■ **PROBLEM TO WORK ON**
Show all lines holding "первой".

[Stored data]
BEGIN
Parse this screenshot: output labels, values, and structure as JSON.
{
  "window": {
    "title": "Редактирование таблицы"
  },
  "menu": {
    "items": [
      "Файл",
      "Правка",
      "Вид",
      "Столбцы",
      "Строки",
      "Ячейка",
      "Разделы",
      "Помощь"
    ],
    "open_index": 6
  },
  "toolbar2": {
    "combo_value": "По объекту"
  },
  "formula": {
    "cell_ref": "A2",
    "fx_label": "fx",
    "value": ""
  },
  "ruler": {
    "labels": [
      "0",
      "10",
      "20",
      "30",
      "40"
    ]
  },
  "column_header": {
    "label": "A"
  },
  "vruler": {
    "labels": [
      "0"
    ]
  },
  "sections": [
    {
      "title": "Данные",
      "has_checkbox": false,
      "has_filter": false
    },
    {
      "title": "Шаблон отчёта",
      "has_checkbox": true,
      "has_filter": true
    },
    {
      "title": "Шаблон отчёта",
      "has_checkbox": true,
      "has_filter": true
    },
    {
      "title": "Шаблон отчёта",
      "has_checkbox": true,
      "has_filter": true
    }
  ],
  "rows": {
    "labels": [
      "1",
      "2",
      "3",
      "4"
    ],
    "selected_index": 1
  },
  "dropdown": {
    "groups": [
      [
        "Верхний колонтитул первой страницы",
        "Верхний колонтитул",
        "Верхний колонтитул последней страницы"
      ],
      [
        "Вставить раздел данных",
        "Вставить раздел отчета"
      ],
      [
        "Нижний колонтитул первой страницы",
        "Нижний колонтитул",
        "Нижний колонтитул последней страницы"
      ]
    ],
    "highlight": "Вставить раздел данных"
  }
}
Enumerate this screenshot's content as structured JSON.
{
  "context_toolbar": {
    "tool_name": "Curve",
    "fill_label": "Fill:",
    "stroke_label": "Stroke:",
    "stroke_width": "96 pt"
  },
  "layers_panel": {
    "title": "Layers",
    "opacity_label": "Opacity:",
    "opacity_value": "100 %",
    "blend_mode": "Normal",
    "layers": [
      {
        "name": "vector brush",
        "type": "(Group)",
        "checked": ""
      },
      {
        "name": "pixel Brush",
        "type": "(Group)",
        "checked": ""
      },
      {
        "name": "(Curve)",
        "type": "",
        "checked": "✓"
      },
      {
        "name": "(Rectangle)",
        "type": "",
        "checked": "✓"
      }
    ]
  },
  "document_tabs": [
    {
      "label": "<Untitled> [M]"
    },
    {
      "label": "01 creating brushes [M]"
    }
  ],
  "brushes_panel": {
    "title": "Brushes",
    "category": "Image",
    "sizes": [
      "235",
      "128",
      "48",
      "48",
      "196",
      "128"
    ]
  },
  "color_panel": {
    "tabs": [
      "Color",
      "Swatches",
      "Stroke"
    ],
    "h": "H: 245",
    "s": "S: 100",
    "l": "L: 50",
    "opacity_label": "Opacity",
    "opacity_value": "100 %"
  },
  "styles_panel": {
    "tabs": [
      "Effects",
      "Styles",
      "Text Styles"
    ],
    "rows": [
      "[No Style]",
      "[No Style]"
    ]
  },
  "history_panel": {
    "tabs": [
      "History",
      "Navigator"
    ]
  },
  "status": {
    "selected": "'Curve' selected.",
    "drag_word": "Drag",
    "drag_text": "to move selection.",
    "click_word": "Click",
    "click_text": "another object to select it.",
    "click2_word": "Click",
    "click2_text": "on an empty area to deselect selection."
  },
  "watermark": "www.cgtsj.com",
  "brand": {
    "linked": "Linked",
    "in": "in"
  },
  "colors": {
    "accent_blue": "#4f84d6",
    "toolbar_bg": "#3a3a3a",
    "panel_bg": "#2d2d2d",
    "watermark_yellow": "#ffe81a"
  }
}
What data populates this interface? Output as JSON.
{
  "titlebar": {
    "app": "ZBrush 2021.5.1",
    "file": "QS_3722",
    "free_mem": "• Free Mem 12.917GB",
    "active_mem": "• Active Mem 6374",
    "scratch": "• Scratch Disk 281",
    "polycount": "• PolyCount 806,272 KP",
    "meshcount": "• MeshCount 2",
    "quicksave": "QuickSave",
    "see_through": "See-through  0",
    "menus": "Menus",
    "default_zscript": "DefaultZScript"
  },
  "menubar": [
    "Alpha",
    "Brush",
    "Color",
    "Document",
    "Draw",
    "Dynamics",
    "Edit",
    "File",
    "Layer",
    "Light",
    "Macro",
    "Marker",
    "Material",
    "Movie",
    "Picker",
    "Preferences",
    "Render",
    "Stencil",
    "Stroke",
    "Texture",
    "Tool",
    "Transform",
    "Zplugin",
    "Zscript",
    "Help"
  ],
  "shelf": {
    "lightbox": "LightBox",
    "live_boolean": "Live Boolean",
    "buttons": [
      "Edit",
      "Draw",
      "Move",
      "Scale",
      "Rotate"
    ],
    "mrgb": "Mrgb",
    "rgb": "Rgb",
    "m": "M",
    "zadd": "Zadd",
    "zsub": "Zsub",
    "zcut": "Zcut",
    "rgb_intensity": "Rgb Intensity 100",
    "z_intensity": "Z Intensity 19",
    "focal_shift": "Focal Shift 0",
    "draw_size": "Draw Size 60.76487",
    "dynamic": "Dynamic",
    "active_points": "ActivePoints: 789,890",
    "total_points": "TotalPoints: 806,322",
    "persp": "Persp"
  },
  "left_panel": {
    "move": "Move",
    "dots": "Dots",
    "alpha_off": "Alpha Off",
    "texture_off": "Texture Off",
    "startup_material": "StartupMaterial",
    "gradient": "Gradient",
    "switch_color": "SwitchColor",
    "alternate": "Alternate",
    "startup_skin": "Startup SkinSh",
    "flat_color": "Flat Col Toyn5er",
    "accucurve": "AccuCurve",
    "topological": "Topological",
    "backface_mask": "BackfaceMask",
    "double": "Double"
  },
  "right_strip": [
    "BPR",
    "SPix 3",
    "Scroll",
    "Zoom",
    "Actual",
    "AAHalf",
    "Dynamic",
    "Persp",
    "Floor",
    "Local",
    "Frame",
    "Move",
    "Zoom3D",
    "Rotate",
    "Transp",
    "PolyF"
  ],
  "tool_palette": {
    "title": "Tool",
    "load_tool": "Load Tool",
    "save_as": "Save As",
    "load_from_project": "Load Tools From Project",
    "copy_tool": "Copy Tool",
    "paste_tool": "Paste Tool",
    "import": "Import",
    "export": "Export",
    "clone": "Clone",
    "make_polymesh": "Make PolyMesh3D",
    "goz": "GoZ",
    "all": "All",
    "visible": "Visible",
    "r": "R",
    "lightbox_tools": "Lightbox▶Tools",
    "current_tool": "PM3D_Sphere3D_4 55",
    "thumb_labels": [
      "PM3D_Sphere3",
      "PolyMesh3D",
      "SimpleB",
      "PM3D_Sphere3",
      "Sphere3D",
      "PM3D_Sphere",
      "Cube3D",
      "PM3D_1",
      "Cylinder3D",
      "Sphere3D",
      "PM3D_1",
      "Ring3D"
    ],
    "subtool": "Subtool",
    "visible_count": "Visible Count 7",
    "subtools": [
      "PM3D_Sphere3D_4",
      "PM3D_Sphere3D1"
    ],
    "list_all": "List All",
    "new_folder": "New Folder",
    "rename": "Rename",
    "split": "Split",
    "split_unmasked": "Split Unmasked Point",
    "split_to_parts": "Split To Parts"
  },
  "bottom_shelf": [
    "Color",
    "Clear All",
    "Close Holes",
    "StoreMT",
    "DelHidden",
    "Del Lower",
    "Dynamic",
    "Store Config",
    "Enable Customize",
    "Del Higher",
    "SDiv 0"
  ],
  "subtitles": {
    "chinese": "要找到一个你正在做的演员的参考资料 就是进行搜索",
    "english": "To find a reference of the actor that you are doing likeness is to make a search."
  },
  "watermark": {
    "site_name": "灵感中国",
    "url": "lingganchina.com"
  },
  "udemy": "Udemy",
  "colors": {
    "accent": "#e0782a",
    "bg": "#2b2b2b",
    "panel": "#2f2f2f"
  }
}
END
■ **ANSWER IN FULL**
        "Верхний колонтитул первой страницы",
        "Нижний колонтитул первой страницы",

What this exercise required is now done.